WORK REQUIRED
Take each line containing the word "name" and copy it.

DATASET RECORDS
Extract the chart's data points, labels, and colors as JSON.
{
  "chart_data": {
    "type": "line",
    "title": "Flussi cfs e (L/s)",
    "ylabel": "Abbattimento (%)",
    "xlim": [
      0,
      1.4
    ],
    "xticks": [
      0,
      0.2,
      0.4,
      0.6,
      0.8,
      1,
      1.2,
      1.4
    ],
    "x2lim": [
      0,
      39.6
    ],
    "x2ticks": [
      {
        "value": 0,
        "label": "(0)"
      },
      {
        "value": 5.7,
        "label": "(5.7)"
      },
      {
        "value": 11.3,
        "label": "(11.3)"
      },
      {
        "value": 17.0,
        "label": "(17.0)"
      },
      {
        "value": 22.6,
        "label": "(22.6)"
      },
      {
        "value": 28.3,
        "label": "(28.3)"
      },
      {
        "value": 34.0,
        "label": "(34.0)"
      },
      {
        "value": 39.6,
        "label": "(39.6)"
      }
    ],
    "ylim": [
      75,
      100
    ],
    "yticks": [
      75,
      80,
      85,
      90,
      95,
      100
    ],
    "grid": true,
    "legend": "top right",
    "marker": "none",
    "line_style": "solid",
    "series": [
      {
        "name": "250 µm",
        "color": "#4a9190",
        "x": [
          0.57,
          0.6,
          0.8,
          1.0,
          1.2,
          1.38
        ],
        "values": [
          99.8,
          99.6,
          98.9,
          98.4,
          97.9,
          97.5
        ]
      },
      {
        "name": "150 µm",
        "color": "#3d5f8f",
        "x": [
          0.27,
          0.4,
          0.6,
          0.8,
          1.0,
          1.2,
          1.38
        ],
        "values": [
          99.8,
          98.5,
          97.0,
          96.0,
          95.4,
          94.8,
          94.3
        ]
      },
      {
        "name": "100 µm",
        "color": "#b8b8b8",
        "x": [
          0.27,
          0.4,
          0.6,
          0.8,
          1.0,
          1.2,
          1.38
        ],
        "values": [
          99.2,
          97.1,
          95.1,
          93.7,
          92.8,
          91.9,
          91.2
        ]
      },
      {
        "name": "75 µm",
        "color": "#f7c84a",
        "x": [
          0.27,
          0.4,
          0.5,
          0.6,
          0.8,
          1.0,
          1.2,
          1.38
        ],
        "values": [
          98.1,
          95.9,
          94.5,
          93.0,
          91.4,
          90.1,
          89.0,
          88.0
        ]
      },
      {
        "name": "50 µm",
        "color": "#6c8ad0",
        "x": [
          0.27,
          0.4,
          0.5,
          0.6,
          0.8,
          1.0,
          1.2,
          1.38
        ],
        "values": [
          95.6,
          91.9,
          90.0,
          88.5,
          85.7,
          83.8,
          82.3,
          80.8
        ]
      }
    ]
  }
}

SOLVED EXERCISE
        "name": "250 µm",
        "name": "150 µm",
        "name": "100 µm",
        "name": "75 µm",
        "name": "50 µm",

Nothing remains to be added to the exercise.